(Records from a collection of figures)
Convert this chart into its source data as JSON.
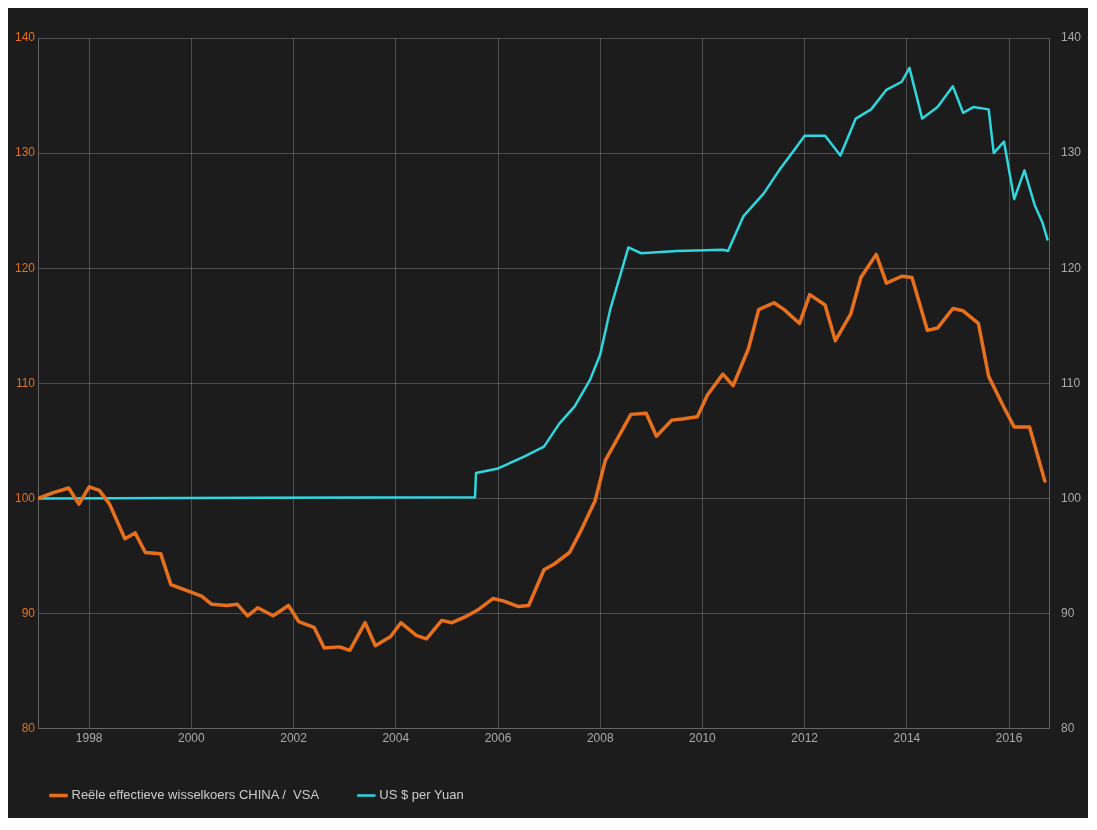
{
  "chart_data": {
    "type": "line",
    "xlim": [
      1997,
      2016.8
    ],
    "xticks": [
      1998,
      2000,
      2002,
      2004,
      2006,
      2008,
      2010,
      2012,
      2014,
      2016
    ],
    "ylim": [
      80,
      140
    ],
    "yticks": [
      80,
      90,
      100,
      110,
      120,
      130,
      140
    ],
    "y2lim": [
      80,
      140
    ],
    "y2ticks": [
      80,
      90,
      100,
      110,
      120,
      130,
      140
    ],
    "grid": true,
    "legend": "bottom left",
    "marker": "none",
    "line_style": "solid",
    "series": [
      {
        "name": "Reële effectieve wisselkoers CHINA /  VSA",
        "color": "#e8701c",
        "x": [
          1997,
          1997.3,
          1997.6,
          1997.8,
          1998,
          1998.2,
          1998.4,
          1998.7,
          1998.9,
          1999.1,
          1999.4,
          1999.6,
          1999.9,
          2000.2,
          2000.4,
          2000.7,
          2000.9,
          2001.1,
          2001.3,
          2001.6,
          2001.9,
          2002.1,
          2002.4,
          2002.6,
          2002.9,
          2003.1,
          2003.4,
          2003.6,
          2003.9,
          2004.1,
          2004.4,
          2004.6,
          2004.9,
          2005.1,
          2005.4,
          2005.6,
          2005.9,
          2006.1,
          2006.4,
          2006.6,
          2006.9,
          2007.1,
          2007.4,
          2007.6,
          2007.9,
          2008.1,
          2008.4,
          2008.6,
          2008.9,
          2009.1,
          2009.4,
          2009.6,
          2009.9,
          2010.1,
          2010.4,
          2010.6,
          2010.9,
          2011.1,
          2011.4,
          2011.6,
          2011.9,
          2012.1,
          2012.4,
          2012.6,
          2012.9,
          2013.1,
          2013.4,
          2013.6,
          2013.9,
          2014.1,
          2014.4,
          2014.6,
          2014.9,
          2015.1,
          2015.4,
          2015.6,
          2015.9,
          2016.1,
          2016.4,
          2016.7
        ],
        "values": [
          100,
          100.5,
          100.9,
          99.5,
          101,
          100.7,
          99.5,
          96.5,
          97,
          95.3,
          95.2,
          92.5,
          92,
          91.5,
          90.8,
          90.7,
          90.8,
          89.8,
          90.5,
          89.8,
          90.7,
          89.3,
          88.8,
          87,
          87.1,
          86.8,
          89.2,
          87.2,
          88,
          89.2,
          88.1,
          87.8,
          89.4,
          89.2,
          89.8,
          90.3,
          91.3,
          91.1,
          90.6,
          90.7,
          93.8,
          94.3,
          95.3,
          97,
          99.8,
          103.3,
          105.7,
          107.3,
          107.4,
          105.4,
          106.8,
          106.9,
          107.1,
          109,
          110.8,
          109.8,
          113,
          116.4,
          117,
          116.4,
          115.2,
          117.7,
          116.8,
          113.7,
          116,
          119.2,
          121.2,
          118.7,
          119.3,
          119.2,
          114.6,
          114.8,
          116.5,
          116.3,
          115.2,
          110.6,
          107.9,
          106.2,
          106.2,
          101.5
        ]
      },
      {
        "name": "US $ per Yuan",
        "color": "#2fd6df",
        "axis": "y2",
        "x": [
          1997,
          2005.55,
          2005.57,
          2006,
          2006.5,
          2006.9,
          2007.2,
          2007.5,
          2007.8,
          2008,
          2008.2,
          2008.4,
          2008.55,
          2008.8,
          2009.5,
          2010.4,
          2010.5,
          2010.6,
          2010.8,
          2011.2,
          2011.5,
          2011.8,
          2012,
          2012.4,
          2012.7,
          2013,
          2013.3,
          2013.6,
          2013.9,
          2014.05,
          2014.3,
          2014.6,
          2014.9,
          2015.1,
          2015.3,
          2015.6,
          2015.7,
          2015.9,
          2016.1,
          2016.3,
          2016.5,
          2016.65,
          2016.75
        ],
        "values": [
          100,
          100.1,
          102.2,
          102.6,
          103.6,
          104.5,
          106.5,
          108,
          110.3,
          112.5,
          116.5,
          119.5,
          121.8,
          121.3,
          121.5,
          121.6,
          121.5,
          122.5,
          124.5,
          126.5,
          128.5,
          130.3,
          131.5,
          131.5,
          129.8,
          133,
          133.8,
          135.5,
          136.2,
          137.4,
          133,
          134,
          135.8,
          133.5,
          134,
          133.8,
          130,
          131,
          126,
          128.5,
          125.5,
          124,
          122.5
        ]
      }
    ]
  }
}
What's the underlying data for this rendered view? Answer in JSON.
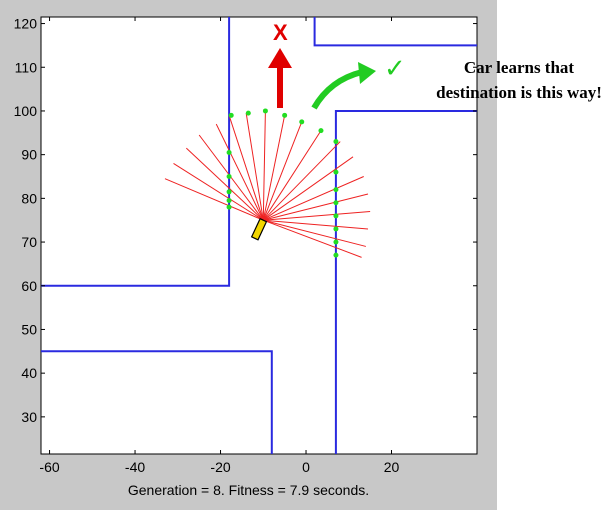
{
  "chart_data": {
    "type": "scatter",
    "title": "",
    "xlabel": "",
    "ylabel": "",
    "xlim": [
      -62,
      40
    ],
    "ylim": [
      21.5,
      121.5
    ],
    "xticks": [
      -60,
      -40,
      -20,
      0,
      20
    ],
    "yticks": [
      30,
      40,
      50,
      60,
      70,
      80,
      90,
      100,
      110,
      120
    ],
    "caption": "Generation = 8. Fitness = 7.9 seconds.",
    "walls": [
      {
        "x": [
          -18,
          -18,
          -62
        ],
        "y": [
          121.5,
          60,
          60
        ]
      },
      {
        "x": [
          2,
          2,
          40
        ],
        "y": [
          121.5,
          115,
          115
        ]
      },
      {
        "x": [
          7,
          7,
          40
        ],
        "y": [
          21.5,
          100,
          100
        ]
      },
      {
        "x": [
          -62,
          -8,
          -8
        ],
        "y": [
          45,
          45,
          21.5
        ]
      }
    ],
    "wall_color": "#2a2ae0",
    "car": {
      "x": -10,
      "y": 75,
      "heading_deg": 245
    },
    "sensor_origin": {
      "x": -10,
      "y": 75
    },
    "sensor_ends": [
      {
        "x": -33,
        "y": 84.5
      },
      {
        "x": -31,
        "y": 88
      },
      {
        "x": -28,
        "y": 91.5
      },
      {
        "x": -25,
        "y": 94.5
      },
      {
        "x": -21,
        "y": 97
      },
      {
        "x": -18,
        "y": 99
      },
      {
        "x": -14,
        "y": 99.5
      },
      {
        "x": -9.5,
        "y": 100
      },
      {
        "x": -5,
        "y": 99
      },
      {
        "x": -1,
        "y": 97.5
      },
      {
        "x": 3.5,
        "y": 95.5
      },
      {
        "x": 8,
        "y": 93
      },
      {
        "x": 11,
        "y": 89.5
      },
      {
        "x": 13.5,
        "y": 85
      },
      {
        "x": 14.5,
        "y": 81
      },
      {
        "x": 15,
        "y": 77
      },
      {
        "x": 14.5,
        "y": 73
      },
      {
        "x": 14,
        "y": 69
      },
      {
        "x": 13,
        "y": 66.5
      }
    ],
    "sensor_hits": [
      {
        "x": -17.5,
        "y": 99
      },
      {
        "x": -13.5,
        "y": 99.5
      },
      {
        "x": -9.5,
        "y": 100
      },
      {
        "x": -5,
        "y": 99
      },
      {
        "x": -1,
        "y": 97.5
      },
      {
        "x": 3.5,
        "y": 95.5
      },
      {
        "x": -18,
        "y": 90.5
      },
      {
        "x": -18,
        "y": 85
      },
      {
        "x": -18,
        "y": 81.5
      },
      {
        "x": -18,
        "y": 79.5
      },
      {
        "x": -18,
        "y": 78
      },
      {
        "x": 7,
        "y": 93
      },
      {
        "x": 7,
        "y": 86
      },
      {
        "x": 7,
        "y": 82
      },
      {
        "x": 7,
        "y": 79
      },
      {
        "x": 7,
        "y": 76
      },
      {
        "x": 7,
        "y": 73
      },
      {
        "x": 7,
        "y": 70
      },
      {
        "x": 7,
        "y": 67
      }
    ],
    "sensor_line_color": "#ee2222",
    "hit_color": "#22dd22",
    "car_color": "#f2d600"
  },
  "annotation": {
    "deadend_label": "X",
    "note_line1": "Car learns that",
    "note_line2": "destination is this way!",
    "check_glyph": "✓",
    "red_arrow_color": "#e00000",
    "green_arrow_color": "#22cc22"
  }
}
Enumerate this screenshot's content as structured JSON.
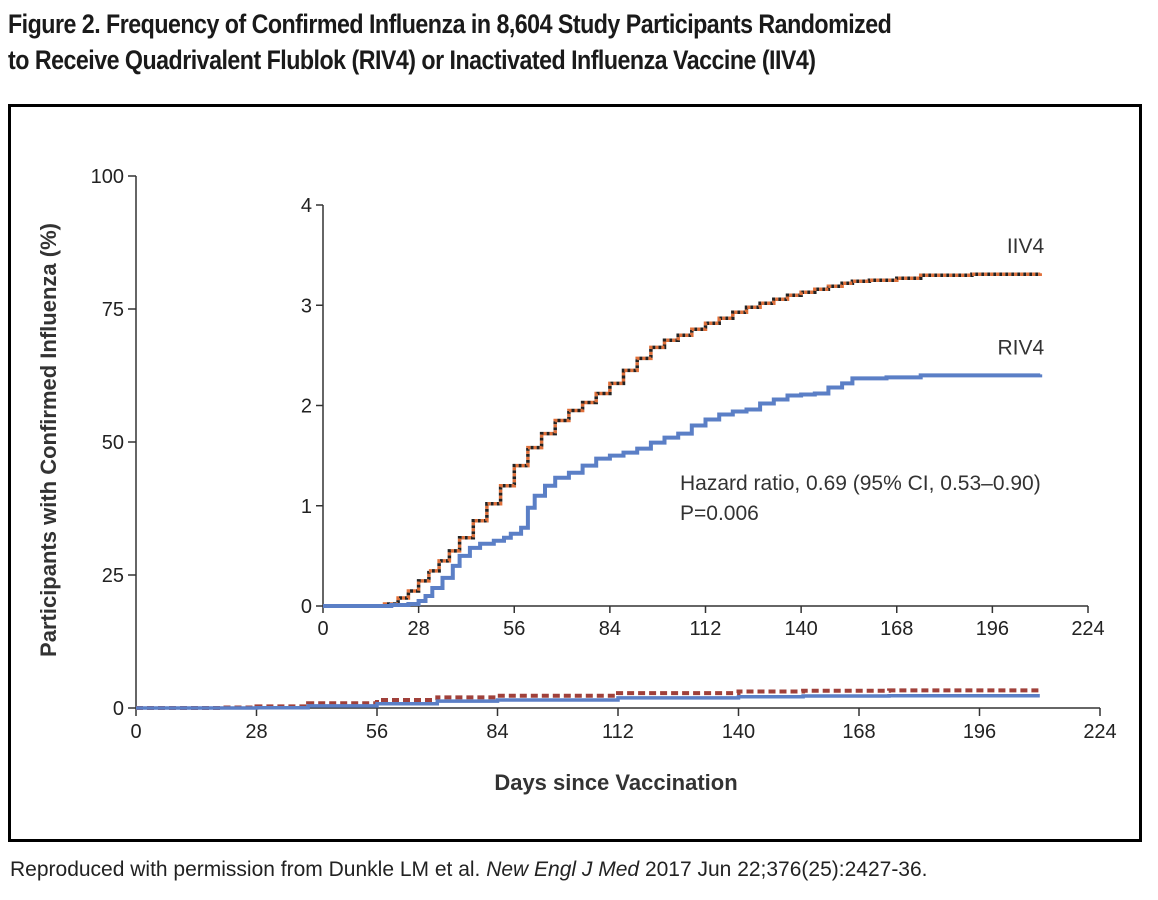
{
  "figure": {
    "title_line1": "Figure 2. Frequency of Confirmed Influenza in 8,604 Study Participants Randomized",
    "title_line2": "to Receive Quadrivalent Flublok (RIV4) or Inactivated Influenza Vaccine (IIV4)"
  },
  "caption": {
    "prefix": "Reproduced with permission from Dunkle LM et al. ",
    "journal": "New Engl J Med",
    "suffix": " 2017 Jun 22;376(25):2427-36."
  },
  "chart_data": [
    {
      "id": "main",
      "type": "line",
      "title": "",
      "xlabel": "Days since Vaccination",
      "ylabel": "Participants with Confirmed Influenza (%)",
      "xlim": [
        0,
        224
      ],
      "ylim": [
        0,
        100
      ],
      "xticks": [
        0,
        28,
        56,
        84,
        112,
        140,
        168,
        196,
        224
      ],
      "yticks": [
        0,
        25,
        50,
        75,
        100
      ],
      "xtick_labels": [
        "0",
        "28",
        "56",
        "84",
        "112",
        "140",
        "168",
        "196",
        "224"
      ],
      "ytick_labels": [
        "0",
        "25",
        "50",
        "75",
        "100"
      ],
      "series": [
        {
          "name": "IIV4",
          "color": "#a0403a",
          "dash": true,
          "x": [
            0,
            20,
            28,
            40,
            56,
            70,
            84,
            112,
            140,
            155,
            175,
            210
          ],
          "y": [
            0,
            0.1,
            0.3,
            0.9,
            1.5,
            2.0,
            2.3,
            2.8,
            3.1,
            3.25,
            3.3,
            3.3
          ]
        },
        {
          "name": "RIV4",
          "color": "#5b7fc6",
          "dash": false,
          "x": [
            0,
            28,
            40,
            56,
            70,
            84,
            112,
            140,
            155,
            175,
            210
          ],
          "y": [
            0,
            0.05,
            0.4,
            0.8,
            1.3,
            1.5,
            1.9,
            2.1,
            2.25,
            2.3,
            2.3
          ]
        }
      ]
    },
    {
      "id": "inset",
      "type": "line",
      "title": "",
      "xlim": [
        0,
        224
      ],
      "ylim": [
        0,
        4
      ],
      "xticks": [
        0,
        28,
        56,
        84,
        112,
        140,
        168,
        196,
        224
      ],
      "yticks": [
        0,
        1,
        2,
        3,
        4
      ],
      "xtick_labels": [
        "0",
        "28",
        "56",
        "84",
        "112",
        "140",
        "168",
        "196",
        "224"
      ],
      "ytick_labels": [
        "0",
        "1",
        "2",
        "3",
        "4"
      ],
      "annotation_line1": "Hazard ratio, 0.69 (95% CI, 0.53–0.90)",
      "annotation_line2": "P=0.006",
      "series": [
        {
          "name": "IIV4",
          "color": "#222222",
          "dot_color": "#e0703a",
          "x": [
            0,
            18,
            22,
            25,
            28,
            31,
            34,
            37,
            40,
            44,
            48,
            52,
            56,
            60,
            64,
            68,
            72,
            76,
            80,
            84,
            88,
            92,
            96,
            100,
            104,
            108,
            112,
            116,
            120,
            124,
            128,
            132,
            136,
            140,
            144,
            148,
            152,
            155,
            160,
            168,
            175,
            190,
            210
          ],
          "y": [
            0,
            0.02,
            0.08,
            0.15,
            0.25,
            0.35,
            0.45,
            0.55,
            0.68,
            0.85,
            1.02,
            1.2,
            1.4,
            1.58,
            1.72,
            1.85,
            1.95,
            2.03,
            2.12,
            2.22,
            2.35,
            2.47,
            2.58,
            2.65,
            2.7,
            2.76,
            2.82,
            2.87,
            2.93,
            2.98,
            3.02,
            3.06,
            3.1,
            3.13,
            3.16,
            3.19,
            3.22,
            3.24,
            3.25,
            3.27,
            3.3,
            3.31,
            3.32
          ]
        },
        {
          "name": "RIV4",
          "color": "#5b7fc6",
          "x": [
            0,
            20,
            25,
            28,
            30,
            32,
            35,
            38,
            40,
            43,
            46,
            48,
            50,
            53,
            55,
            58,
            60,
            62,
            65,
            68,
            72,
            76,
            80,
            84,
            88,
            92,
            96,
            100,
            104,
            108,
            112,
            116,
            120,
            124,
            128,
            132,
            136,
            140,
            144,
            148,
            152,
            155,
            165,
            175,
            190,
            210
          ],
          "y": [
            0,
            0.01,
            0.02,
            0.05,
            0.1,
            0.18,
            0.28,
            0.4,
            0.5,
            0.58,
            0.62,
            0.62,
            0.65,
            0.68,
            0.72,
            0.78,
            0.98,
            1.1,
            1.2,
            1.28,
            1.33,
            1.4,
            1.47,
            1.5,
            1.53,
            1.57,
            1.63,
            1.68,
            1.72,
            1.8,
            1.86,
            1.91,
            1.94,
            1.96,
            2.02,
            2.06,
            2.1,
            2.11,
            2.12,
            2.18,
            2.22,
            2.27,
            2.28,
            2.3,
            2.3,
            2.31
          ]
        }
      ]
    }
  ]
}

» Aim of the exercise
Collect each line above holding the string "Influenza".

» Solution for this task
    "title_line1": "Figure 2. Frequency of Confirmed Influenza in 8,604 Study Participants Randomized",
    "title_line2": "to Receive Quadrivalent Flublok (RIV4) or Inactivated Influenza Vaccine (IIV4)"
      "ylabel": "Participants with Confirmed Influenza (%)",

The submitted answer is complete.